Task material —
────────────────────

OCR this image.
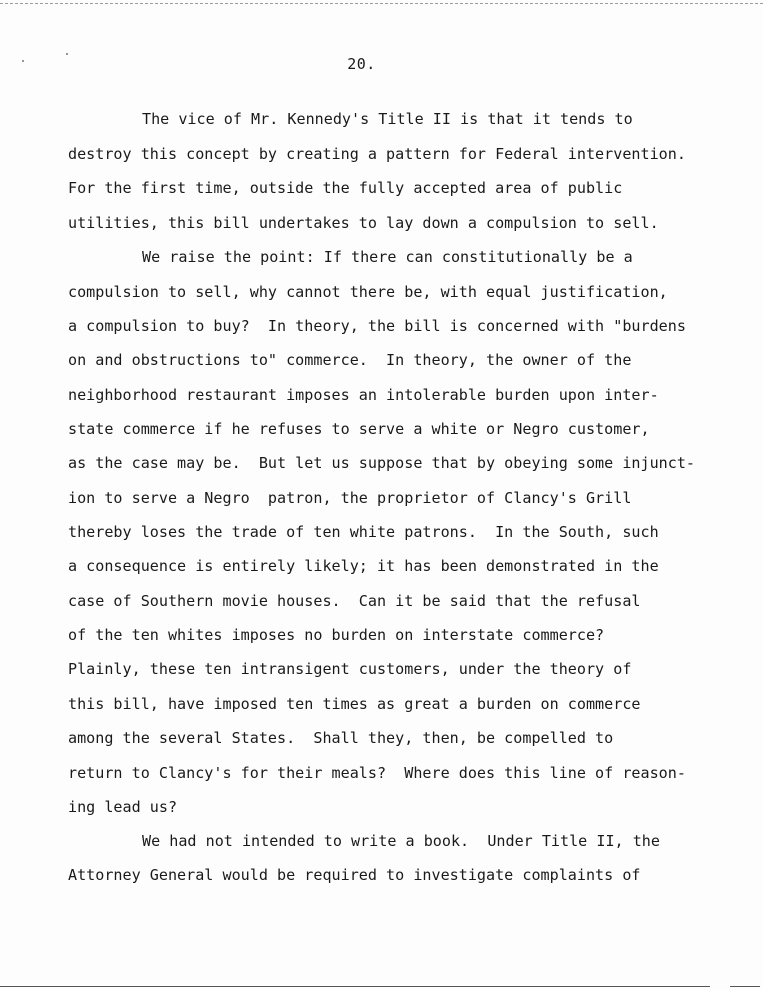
20.
The vice of Mr. Kennedy's Title II is that it tends to
destroy this concept by creating a pattern for Federal intervention.
For the first time, outside the fully accepted area of public
utilities, this bill undertakes to lay down a compulsion to sell.
We raise the point: If there can constitutionally be a
compulsion to sell, why cannot there be, with equal justification,
a compulsion to buy?  In theory, the bill is concerned with "burdens
on and obstructions to" commerce.  In theory, the owner of the
neighborhood restaurant imposes an intolerable burden upon inter-
state commerce if he refuses to serve a white or Negro customer,
as the case may be.  But let us suppose that by obeying some injunct-
ion to serve a Negro  patron, the proprietor of Clancy's Grill
thereby loses the trade of ten white patrons.  In the South, such
a consequence is entirely likely; it has been demonstrated in the
case of Southern movie houses.  Can it be said that the refusal
of the ten whites imposes no burden on interstate commerce?
Plainly, these ten intransigent customers, under the theory of
this bill, have imposed ten times as great a burden on commerce
among the several States.  Shall they, then, be compelled to
return to Clancy's for their meals?  Where does this line of reason-
ing lead us?
We had not intended to write a book.  Under Title II, the
Attorney General would be required to investigate complaints of
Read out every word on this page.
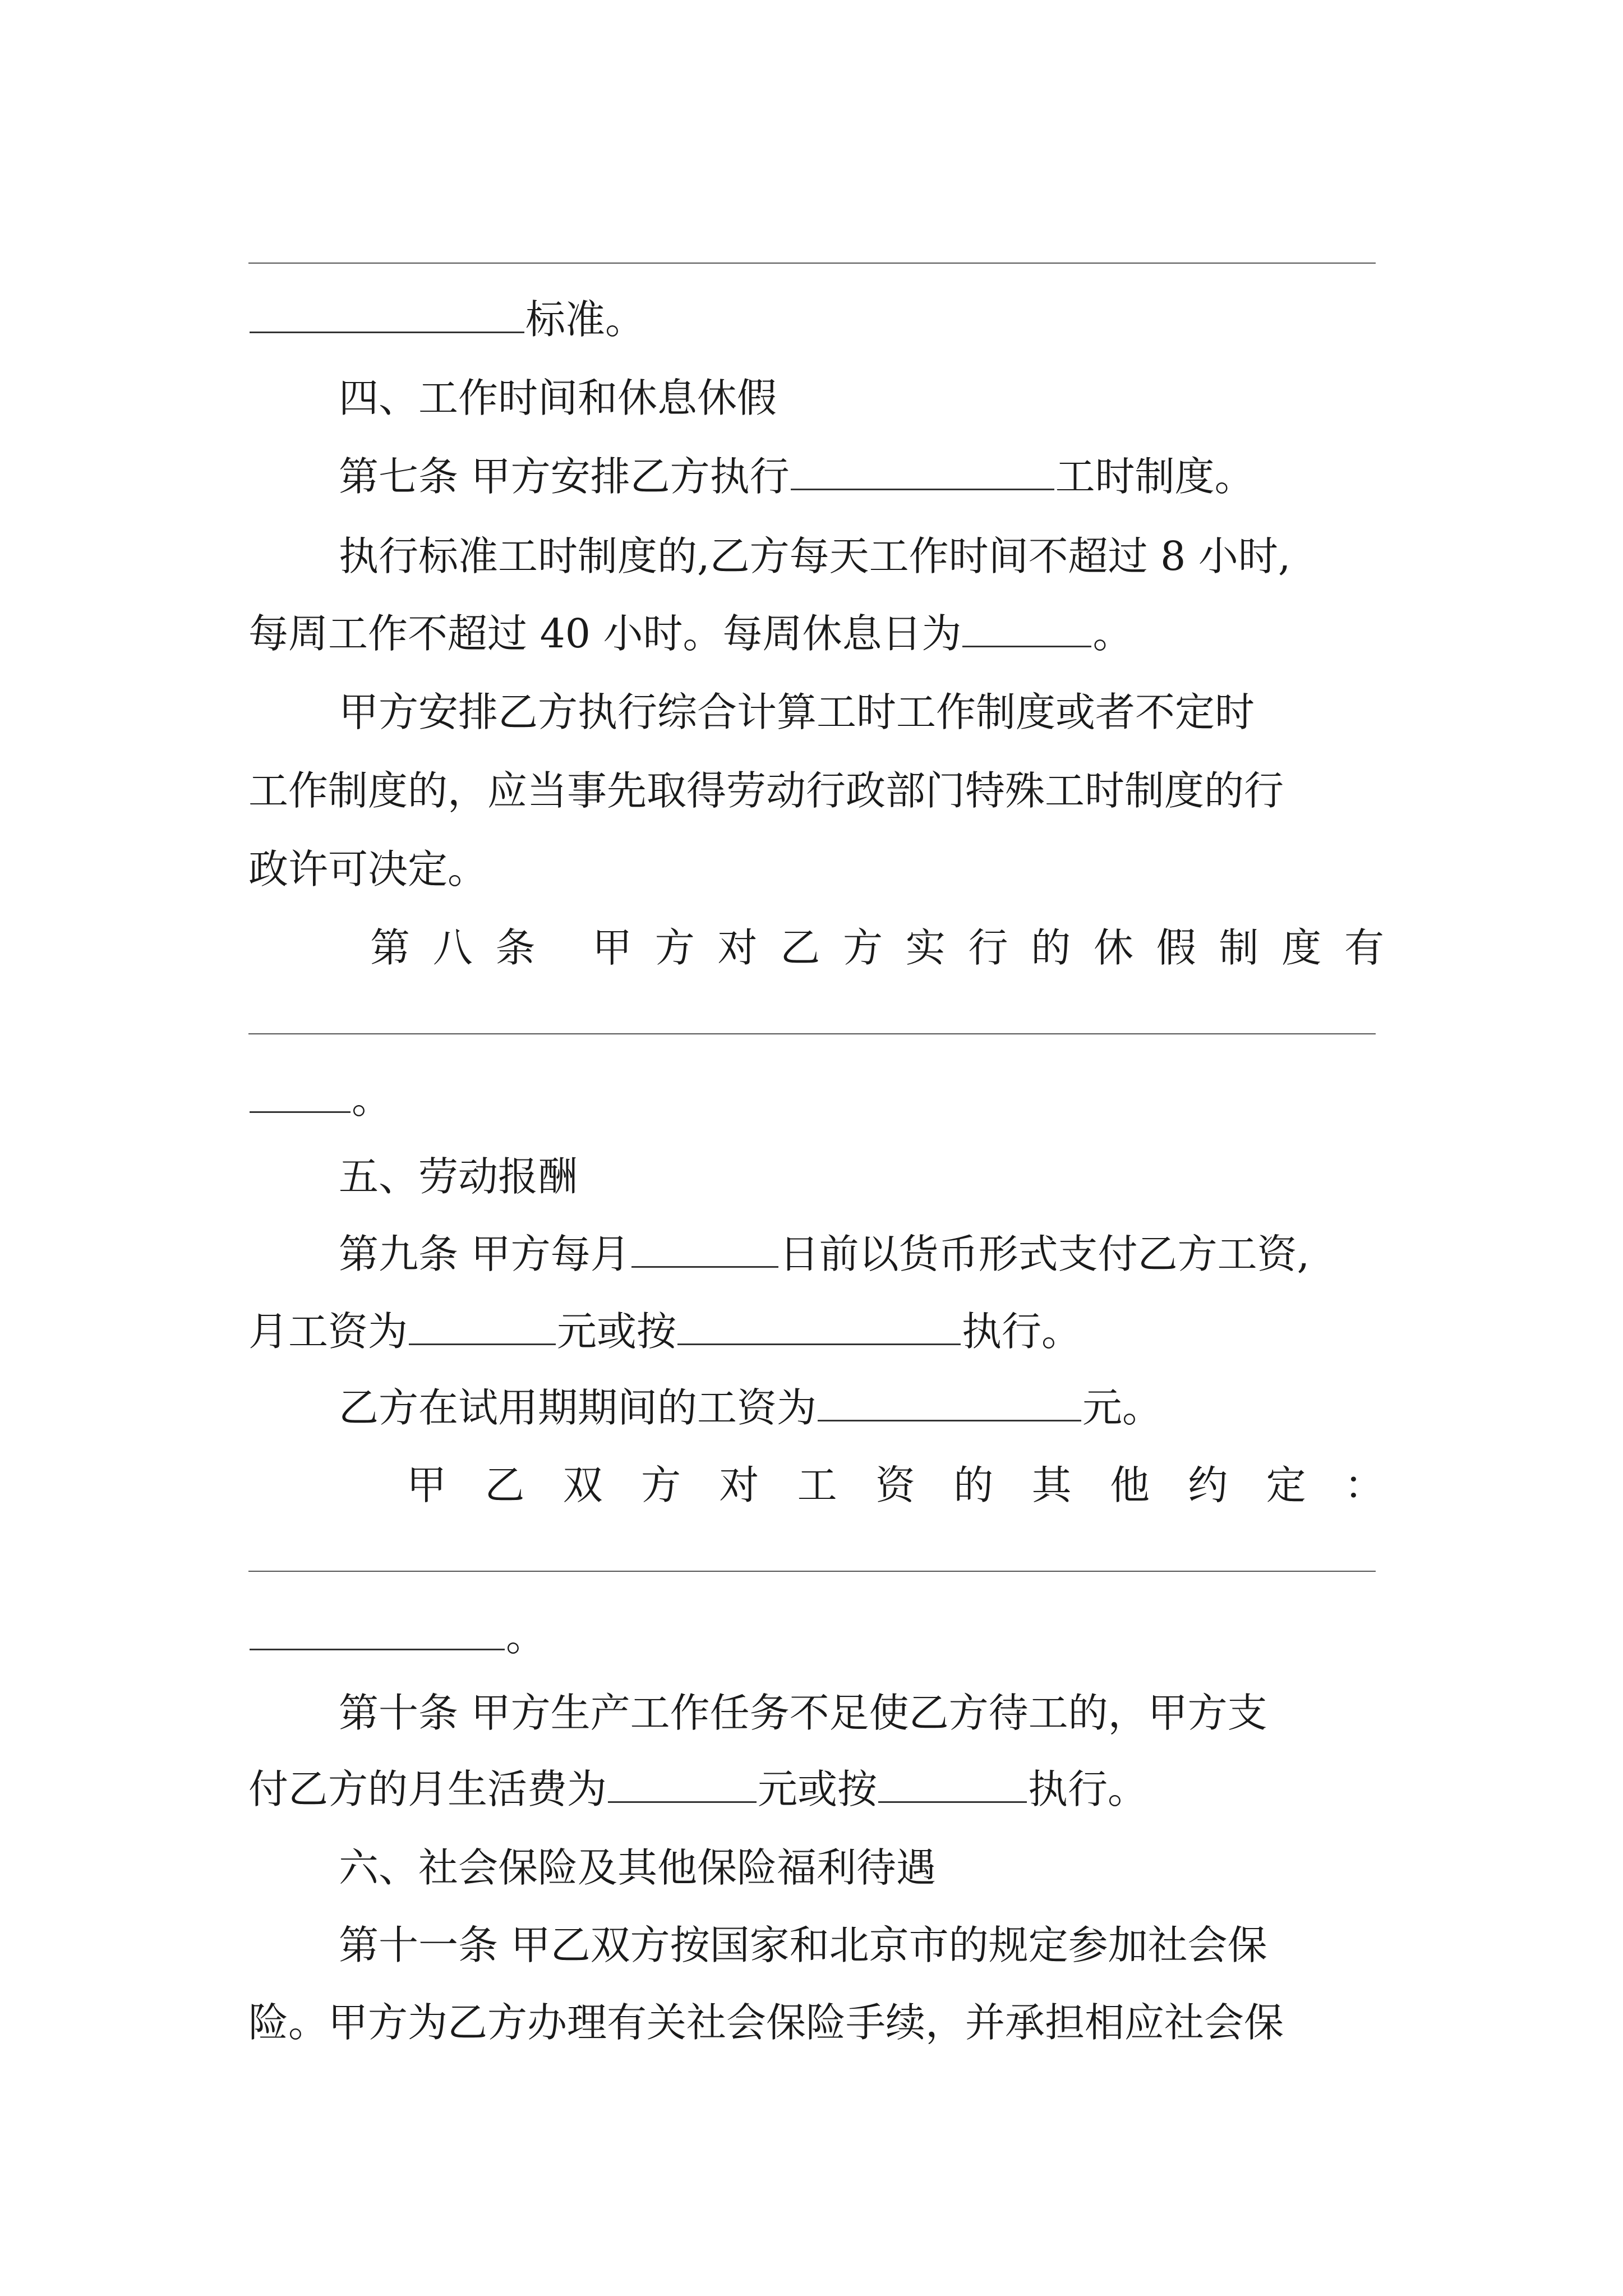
标准。
四、工作时间和休息休假
第七条 甲方安排乙方执行	工时制度。
执行标准工时制度的,乙方每天工作时间不超过 8 小时,
每周工作不超过 40 小时。每周休息日为	。
甲方安排乙方执行综合计算工时工作制度或者不定时
工作制度的，应当事先取得劳动行政部门特殊工时制度的行
政许可决定。
第 八 条 甲 方 对 乙 方 实 行 的 休 假 制 度 有
。
五、劳动报酬
第九条 甲方每月	日前以货币形式支付乙方工资,
月工资为	元或按	执行。
乙方在试用期期间的工资为	元。
甲 乙 双 方 对 工 资 的 其 他 约 定 ：
。
第十条 甲方生产工作任务不足使乙方待工的，甲方支
付乙方的月生活费为	元或按	执行。
六、社会保险及其他保险福利待遇
第十一条 甲乙双方按国家和北京市的规定参加社会保
险。甲方为乙方办理有关社会保险手续，并承担相应社会保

────────────────────

Stated problem —
Look through the material and say how many lines hold "this". Give the number only.

Written response —
6